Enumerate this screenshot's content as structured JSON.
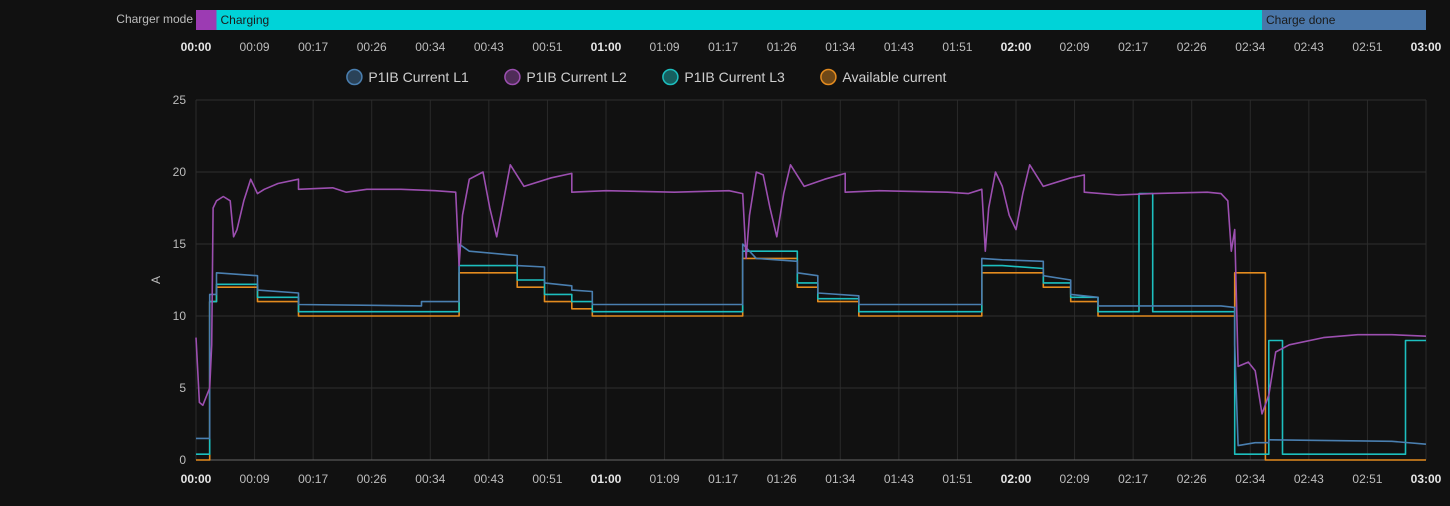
{
  "timeline": {
    "label": "Charger mode",
    "segments": [
      {
        "start": 0,
        "end": 3,
        "label": "",
        "color": "#9c3bb3"
      },
      {
        "start": 3,
        "end": 156,
        "label": "Charging",
        "color": "#00d3d8"
      },
      {
        "start": 156,
        "end": 180,
        "label": "Charge done",
        "color": "#4a76a8"
      }
    ],
    "ticks": [
      "00:00",
      "00:09",
      "00:17",
      "00:26",
      "00:34",
      "00:43",
      "00:51",
      "01:00",
      "01:09",
      "01:17",
      "01:26",
      "01:34",
      "01:43",
      "01:51",
      "02:00",
      "02:09",
      "02:17",
      "02:26",
      "02:34",
      "02:43",
      "02:51",
      "03:00"
    ],
    "bold_ticks": [
      "00:00",
      "01:00",
      "02:00",
      "03:00"
    ]
  },
  "chart_data": {
    "type": "line",
    "title": "",
    "xlabel": "",
    "ylabel": "A",
    "x_unit": "minutes",
    "xlim": [
      0,
      180
    ],
    "ylim": [
      0,
      25
    ],
    "yticks": [
      0,
      5,
      10,
      15,
      20,
      25
    ],
    "xticks": [
      "00:00",
      "00:09",
      "00:17",
      "00:26",
      "00:34",
      "00:43",
      "00:51",
      "01:00",
      "01:09",
      "01:17",
      "01:26",
      "01:34",
      "01:43",
      "01:51",
      "02:00",
      "02:09",
      "02:17",
      "02:26",
      "02:34",
      "02:43",
      "02:51",
      "03:00"
    ],
    "bold_xticks": [
      "00:00",
      "01:00",
      "02:00",
      "03:00"
    ],
    "grid": true,
    "legend_position": "top-center",
    "series": [
      {
        "name": "P1IB Current L1",
        "color": "#4a7fb0",
        "points": [
          [
            0,
            1.5
          ],
          [
            2,
            1.5
          ],
          [
            2,
            11.5
          ],
          [
            3,
            11.5
          ],
          [
            3,
            13
          ],
          [
            9,
            12.8
          ],
          [
            9,
            11.8
          ],
          [
            15,
            11.6
          ],
          [
            15,
            10.8
          ],
          [
            33,
            10.7
          ],
          [
            33,
            11
          ],
          [
            38.5,
            11
          ],
          [
            38.5,
            15
          ],
          [
            40,
            14.5
          ],
          [
            47,
            14.2
          ],
          [
            47,
            13.5
          ],
          [
            51,
            13.4
          ],
          [
            51,
            12.3
          ],
          [
            55,
            12.1
          ],
          [
            55,
            11.8
          ],
          [
            58,
            11.7
          ],
          [
            58,
            10.8
          ],
          [
            80,
            10.8
          ],
          [
            80,
            15
          ],
          [
            82,
            14
          ],
          [
            88,
            13.8
          ],
          [
            88,
            13
          ],
          [
            91,
            12.8
          ],
          [
            91,
            11.6
          ],
          [
            97,
            11.4
          ],
          [
            97,
            10.8
          ],
          [
            115,
            10.8
          ],
          [
            115,
            14
          ],
          [
            118,
            13.9
          ],
          [
            124,
            13.8
          ],
          [
            124,
            12.8
          ],
          [
            128,
            12.5
          ],
          [
            128,
            11.5
          ],
          [
            132,
            11.3
          ],
          [
            132,
            10.7
          ],
          [
            150,
            10.7
          ],
          [
            152,
            10.6
          ],
          [
            152,
            8
          ],
          [
            152.5,
            1
          ],
          [
            155,
            1.2
          ],
          [
            157,
            1.2
          ],
          [
            157,
            1.4
          ],
          [
            175,
            1.3
          ],
          [
            180,
            1.1
          ]
        ]
      },
      {
        "name": "P1IB Current L2",
        "color": "#9c4fb0",
        "points": [
          [
            0,
            8.5
          ],
          [
            0.5,
            4
          ],
          [
            1,
            3.8
          ],
          [
            2,
            5
          ],
          [
            2.3,
            8
          ],
          [
            2.5,
            17.5
          ],
          [
            3,
            18
          ],
          [
            4,
            18.3
          ],
          [
            5,
            18
          ],
          [
            5.5,
            15.5
          ],
          [
            6,
            16
          ],
          [
            7,
            18
          ],
          [
            8,
            19.5
          ],
          [
            9,
            18.5
          ],
          [
            10,
            18.8
          ],
          [
            12,
            19.2
          ],
          [
            15,
            19.5
          ],
          [
            15,
            18.8
          ],
          [
            20,
            18.9
          ],
          [
            22,
            18.6
          ],
          [
            25,
            18.8
          ],
          [
            30,
            18.8
          ],
          [
            35,
            18.7
          ],
          [
            38,
            18.6
          ],
          [
            38.5,
            13.5
          ],
          [
            39,
            17
          ],
          [
            40,
            19.5
          ],
          [
            42,
            20
          ],
          [
            43,
            17.5
          ],
          [
            44,
            15.5
          ],
          [
            45,
            18
          ],
          [
            46,
            20.5
          ],
          [
            48,
            19
          ],
          [
            52,
            19.6
          ],
          [
            55,
            19.9
          ],
          [
            55,
            18.6
          ],
          [
            60,
            18.7
          ],
          [
            70,
            18.6
          ],
          [
            78,
            18.7
          ],
          [
            80,
            18.5
          ],
          [
            80.5,
            14
          ],
          [
            81,
            17
          ],
          [
            82,
            20
          ],
          [
            83,
            19.8
          ],
          [
            84,
            17.5
          ],
          [
            85,
            15.5
          ],
          [
            86,
            18.5
          ],
          [
            87,
            20.5
          ],
          [
            89,
            19
          ],
          [
            92,
            19.5
          ],
          [
            95,
            19.9
          ],
          [
            95,
            18.6
          ],
          [
            100,
            18.7
          ],
          [
            110,
            18.6
          ],
          [
            113,
            18.5
          ],
          [
            115,
            18.8
          ],
          [
            115.5,
            14.5
          ],
          [
            116,
            17.5
          ],
          [
            117,
            20
          ],
          [
            118,
            19
          ],
          [
            119,
            17
          ],
          [
            120,
            16
          ],
          [
            121,
            18.5
          ],
          [
            122,
            20.5
          ],
          [
            124,
            19
          ],
          [
            128,
            19.6
          ],
          [
            130,
            19.8
          ],
          [
            130,
            18.6
          ],
          [
            135,
            18.4
          ],
          [
            140,
            18.5
          ],
          [
            148,
            18.6
          ],
          [
            150,
            18.5
          ],
          [
            151,
            18
          ],
          [
            151.5,
            14.5
          ],
          [
            152,
            16
          ],
          [
            152.5,
            6.5
          ],
          [
            154,
            6.8
          ],
          [
            155,
            6.2
          ],
          [
            156,
            3.2
          ],
          [
            157,
            4.5
          ],
          [
            158,
            7.5
          ],
          [
            160,
            8
          ],
          [
            165,
            8.5
          ],
          [
            170,
            8.7
          ],
          [
            175,
            8.7
          ],
          [
            180,
            8.6
          ]
        ]
      },
      {
        "name": "P1IB Current L3",
        "color": "#1dbfbf",
        "points": [
          [
            0,
            0.4
          ],
          [
            2,
            0.4
          ],
          [
            2,
            11
          ],
          [
            3,
            11
          ],
          [
            3,
            12.2
          ],
          [
            9,
            12.2
          ],
          [
            9,
            11.3
          ],
          [
            15,
            11.3
          ],
          [
            15,
            10.3
          ],
          [
            38.5,
            10.3
          ],
          [
            38.5,
            13.5
          ],
          [
            47,
            13.5
          ],
          [
            47,
            12.5
          ],
          [
            51,
            12.5
          ],
          [
            51,
            11.5
          ],
          [
            55,
            11.5
          ],
          [
            55,
            11
          ],
          [
            58,
            11
          ],
          [
            58,
            10.3
          ],
          [
            80,
            10.3
          ],
          [
            80,
            14.5
          ],
          [
            88,
            14.5
          ],
          [
            88,
            12.3
          ],
          [
            91,
            12.3
          ],
          [
            91,
            11.2
          ],
          [
            97,
            11.2
          ],
          [
            97,
            10.3
          ],
          [
            115,
            10.3
          ],
          [
            115,
            13.5
          ],
          [
            118,
            13.5
          ],
          [
            124,
            13.3
          ],
          [
            124,
            12.3
          ],
          [
            128,
            12.3
          ],
          [
            128,
            11.3
          ],
          [
            132,
            11.3
          ],
          [
            132,
            10.3
          ],
          [
            138,
            10.3
          ],
          [
            138,
            18.5
          ],
          [
            140,
            18.5
          ],
          [
            140,
            10.3
          ],
          [
            152,
            10.3
          ],
          [
            152,
            0.4
          ],
          [
            157,
            0.4
          ],
          [
            157,
            8.3
          ],
          [
            159,
            8.3
          ],
          [
            159,
            0.4
          ],
          [
            177,
            0.4
          ],
          [
            177,
            8.3
          ],
          [
            180,
            8.3
          ]
        ]
      },
      {
        "name": "Available current",
        "color": "#e38b1f",
        "points": [
          [
            0,
            0
          ],
          [
            2,
            0
          ],
          [
            2,
            11
          ],
          [
            3,
            11
          ],
          [
            3,
            12
          ],
          [
            9,
            12
          ],
          [
            9,
            11
          ],
          [
            15,
            11
          ],
          [
            15,
            10
          ],
          [
            38.5,
            10
          ],
          [
            38.5,
            13
          ],
          [
            47,
            13
          ],
          [
            47,
            12
          ],
          [
            51,
            12
          ],
          [
            51,
            11
          ],
          [
            55,
            11
          ],
          [
            55,
            10.5
          ],
          [
            58,
            10.5
          ],
          [
            58,
            10
          ],
          [
            80,
            10
          ],
          [
            80,
            14
          ],
          [
            88,
            14
          ],
          [
            88,
            12
          ],
          [
            91,
            12
          ],
          [
            91,
            11
          ],
          [
            97,
            11
          ],
          [
            97,
            10
          ],
          [
            115,
            10
          ],
          [
            115,
            13
          ],
          [
            124,
            13
          ],
          [
            124,
            12
          ],
          [
            128,
            12
          ],
          [
            128,
            11
          ],
          [
            132,
            11
          ],
          [
            132,
            10
          ],
          [
            152,
            10
          ],
          [
            152,
            13
          ],
          [
            156.5,
            13
          ],
          [
            156.5,
            0
          ],
          [
            180,
            0
          ]
        ]
      }
    ]
  }
}
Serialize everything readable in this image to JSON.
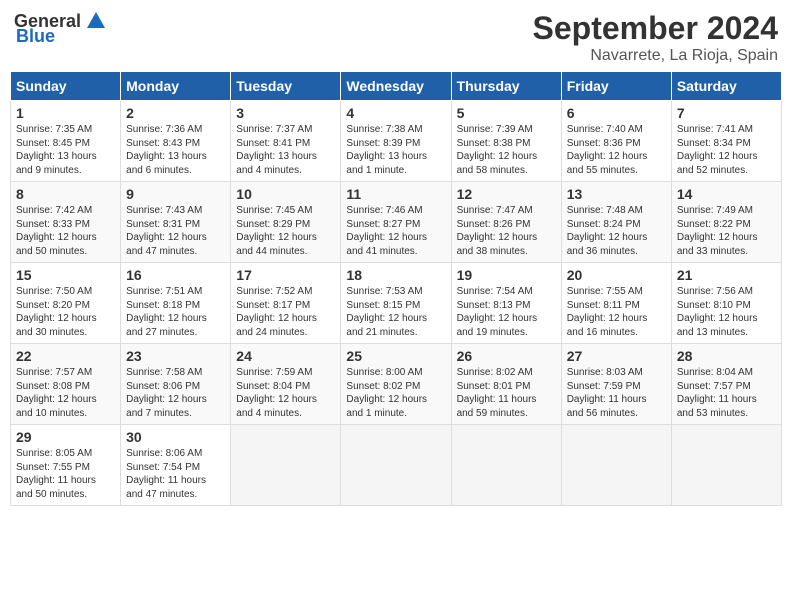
{
  "header": {
    "logo_general": "General",
    "logo_blue": "Blue",
    "month": "September 2024",
    "location": "Navarrete, La Rioja, Spain"
  },
  "columns": [
    "Sunday",
    "Monday",
    "Tuesday",
    "Wednesday",
    "Thursday",
    "Friday",
    "Saturday"
  ],
  "weeks": [
    [
      {
        "day": "1",
        "sunrise": "Sunrise: 7:35 AM",
        "sunset": "Sunset: 8:45 PM",
        "daylight": "Daylight: 13 hours and 9 minutes."
      },
      {
        "day": "2",
        "sunrise": "Sunrise: 7:36 AM",
        "sunset": "Sunset: 8:43 PM",
        "daylight": "Daylight: 13 hours and 6 minutes."
      },
      {
        "day": "3",
        "sunrise": "Sunrise: 7:37 AM",
        "sunset": "Sunset: 8:41 PM",
        "daylight": "Daylight: 13 hours and 4 minutes."
      },
      {
        "day": "4",
        "sunrise": "Sunrise: 7:38 AM",
        "sunset": "Sunset: 8:39 PM",
        "daylight": "Daylight: 13 hours and 1 minute."
      },
      {
        "day": "5",
        "sunrise": "Sunrise: 7:39 AM",
        "sunset": "Sunset: 8:38 PM",
        "daylight": "Daylight: 12 hours and 58 minutes."
      },
      {
        "day": "6",
        "sunrise": "Sunrise: 7:40 AM",
        "sunset": "Sunset: 8:36 PM",
        "daylight": "Daylight: 12 hours and 55 minutes."
      },
      {
        "day": "7",
        "sunrise": "Sunrise: 7:41 AM",
        "sunset": "Sunset: 8:34 PM",
        "daylight": "Daylight: 12 hours and 52 minutes."
      }
    ],
    [
      {
        "day": "8",
        "sunrise": "Sunrise: 7:42 AM",
        "sunset": "Sunset: 8:33 PM",
        "daylight": "Daylight: 12 hours and 50 minutes."
      },
      {
        "day": "9",
        "sunrise": "Sunrise: 7:43 AM",
        "sunset": "Sunset: 8:31 PM",
        "daylight": "Daylight: 12 hours and 47 minutes."
      },
      {
        "day": "10",
        "sunrise": "Sunrise: 7:45 AM",
        "sunset": "Sunset: 8:29 PM",
        "daylight": "Daylight: 12 hours and 44 minutes."
      },
      {
        "day": "11",
        "sunrise": "Sunrise: 7:46 AM",
        "sunset": "Sunset: 8:27 PM",
        "daylight": "Daylight: 12 hours and 41 minutes."
      },
      {
        "day": "12",
        "sunrise": "Sunrise: 7:47 AM",
        "sunset": "Sunset: 8:26 PM",
        "daylight": "Daylight: 12 hours and 38 minutes."
      },
      {
        "day": "13",
        "sunrise": "Sunrise: 7:48 AM",
        "sunset": "Sunset: 8:24 PM",
        "daylight": "Daylight: 12 hours and 36 minutes."
      },
      {
        "day": "14",
        "sunrise": "Sunrise: 7:49 AM",
        "sunset": "Sunset: 8:22 PM",
        "daylight": "Daylight: 12 hours and 33 minutes."
      }
    ],
    [
      {
        "day": "15",
        "sunrise": "Sunrise: 7:50 AM",
        "sunset": "Sunset: 8:20 PM",
        "daylight": "Daylight: 12 hours and 30 minutes."
      },
      {
        "day": "16",
        "sunrise": "Sunrise: 7:51 AM",
        "sunset": "Sunset: 8:18 PM",
        "daylight": "Daylight: 12 hours and 27 minutes."
      },
      {
        "day": "17",
        "sunrise": "Sunrise: 7:52 AM",
        "sunset": "Sunset: 8:17 PM",
        "daylight": "Daylight: 12 hours and 24 minutes."
      },
      {
        "day": "18",
        "sunrise": "Sunrise: 7:53 AM",
        "sunset": "Sunset: 8:15 PM",
        "daylight": "Daylight: 12 hours and 21 minutes."
      },
      {
        "day": "19",
        "sunrise": "Sunrise: 7:54 AM",
        "sunset": "Sunset: 8:13 PM",
        "daylight": "Daylight: 12 hours and 19 minutes."
      },
      {
        "day": "20",
        "sunrise": "Sunrise: 7:55 AM",
        "sunset": "Sunset: 8:11 PM",
        "daylight": "Daylight: 12 hours and 16 minutes."
      },
      {
        "day": "21",
        "sunrise": "Sunrise: 7:56 AM",
        "sunset": "Sunset: 8:10 PM",
        "daylight": "Daylight: 12 hours and 13 minutes."
      }
    ],
    [
      {
        "day": "22",
        "sunrise": "Sunrise: 7:57 AM",
        "sunset": "Sunset: 8:08 PM",
        "daylight": "Daylight: 12 hours and 10 minutes."
      },
      {
        "day": "23",
        "sunrise": "Sunrise: 7:58 AM",
        "sunset": "Sunset: 8:06 PM",
        "daylight": "Daylight: 12 hours and 7 minutes."
      },
      {
        "day": "24",
        "sunrise": "Sunrise: 7:59 AM",
        "sunset": "Sunset: 8:04 PM",
        "daylight": "Daylight: 12 hours and 4 minutes."
      },
      {
        "day": "25",
        "sunrise": "Sunrise: 8:00 AM",
        "sunset": "Sunset: 8:02 PM",
        "daylight": "Daylight: 12 hours and 1 minute."
      },
      {
        "day": "26",
        "sunrise": "Sunrise: 8:02 AM",
        "sunset": "Sunset: 8:01 PM",
        "daylight": "Daylight: 11 hours and 59 minutes."
      },
      {
        "day": "27",
        "sunrise": "Sunrise: 8:03 AM",
        "sunset": "Sunset: 7:59 PM",
        "daylight": "Daylight: 11 hours and 56 minutes."
      },
      {
        "day": "28",
        "sunrise": "Sunrise: 8:04 AM",
        "sunset": "Sunset: 7:57 PM",
        "daylight": "Daylight: 11 hours and 53 minutes."
      }
    ],
    [
      {
        "day": "29",
        "sunrise": "Sunrise: 8:05 AM",
        "sunset": "Sunset: 7:55 PM",
        "daylight": "Daylight: 11 hours and 50 minutes."
      },
      {
        "day": "30",
        "sunrise": "Sunrise: 8:06 AM",
        "sunset": "Sunset: 7:54 PM",
        "daylight": "Daylight: 11 hours and 47 minutes."
      },
      null,
      null,
      null,
      null,
      null
    ]
  ]
}
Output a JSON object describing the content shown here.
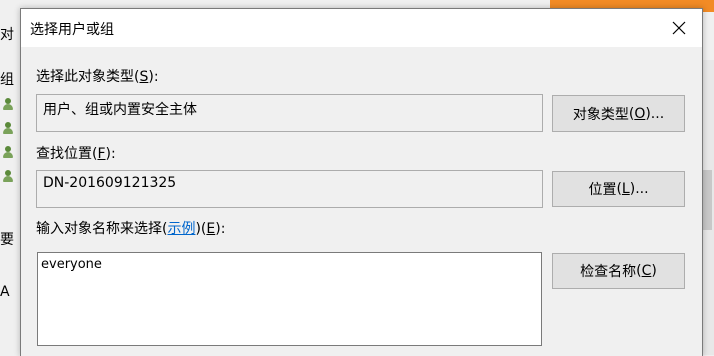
{
  "background": {
    "fragments": [
      "对",
      "组",
      "要",
      "A"
    ]
  },
  "dialog": {
    "title": "选择用户或组",
    "object_type": {
      "label": "选择此对象类型",
      "accesskey": "S",
      "value": "用户、组或内置安全主体",
      "button": "对象类型",
      "button_accesskey": "O"
    },
    "location": {
      "label": "查找位置",
      "accesskey": "F",
      "value": "DN-201609121325",
      "button": "位置",
      "button_accesskey": "L"
    },
    "names": {
      "label": "输入对象名称来选择",
      "examples_link": "示例",
      "accesskey": "E",
      "value": "everyone",
      "button": "检查名称",
      "button_accesskey": "C"
    }
  }
}
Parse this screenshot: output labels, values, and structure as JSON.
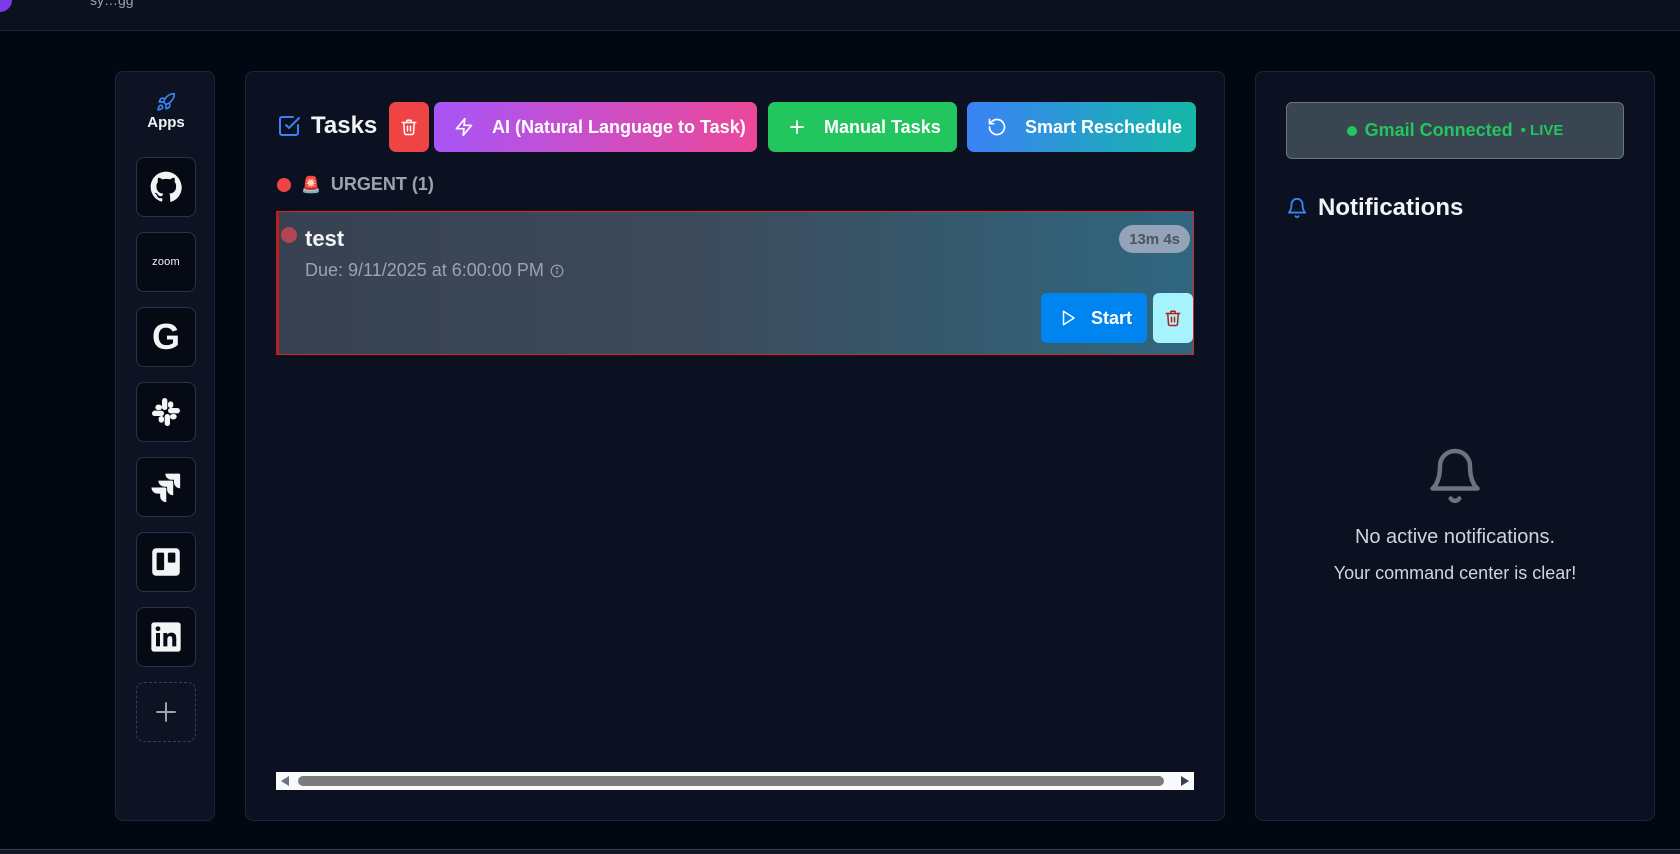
{
  "topbar": {
    "user_text": "sy…gg"
  },
  "sidebar": {
    "header_label": "Apps",
    "apps": [
      {
        "name": "github",
        "icon": "github-icon"
      },
      {
        "name": "zoom",
        "icon": "zoom-icon",
        "text": "zoom"
      },
      {
        "name": "google",
        "icon": "google-icon",
        "text": "G"
      },
      {
        "name": "slack",
        "icon": "slack-icon"
      },
      {
        "name": "jira",
        "icon": "jira-icon"
      },
      {
        "name": "trello",
        "icon": "trello-icon"
      },
      {
        "name": "linkedin",
        "icon": "linkedin-icon"
      }
    ],
    "add_icon": "plus-icon"
  },
  "tasks": {
    "title": "Tasks",
    "buttons": {
      "ai_label": "AI (Natural Language to Task)",
      "manual_label": "Manual Tasks",
      "smart_label": "Smart Reschedule"
    },
    "group": {
      "label": "URGENT (1)",
      "emoji": "🚨",
      "color": "#ef4444"
    },
    "items": [
      {
        "title": "test",
        "due": "Due: 9/11/2025 at 6:00:00 PM",
        "timer": "13m 4s",
        "start_label": "Start"
      }
    ]
  },
  "right": {
    "gmail": {
      "status": "Gmail Connected",
      "live": "• LIVE",
      "color": "#22c55e"
    },
    "notifications": {
      "title": "Notifications",
      "empty_title": "No active notifications.",
      "empty_subtitle": "Your command center is clear!"
    }
  },
  "colors": {
    "background": "#030712",
    "panel": "#0b1120",
    "danger": "#ef4444",
    "success": "#22c55e",
    "primary": "#0084f0"
  }
}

▬▬▬

SET PROBLEM:
Scan the data above; copy every line where "center" appears.

RESPONSE TO THIS TASK:
    "legend_position": "top-center",
      "empty_subtitle": "Your command center is clear!"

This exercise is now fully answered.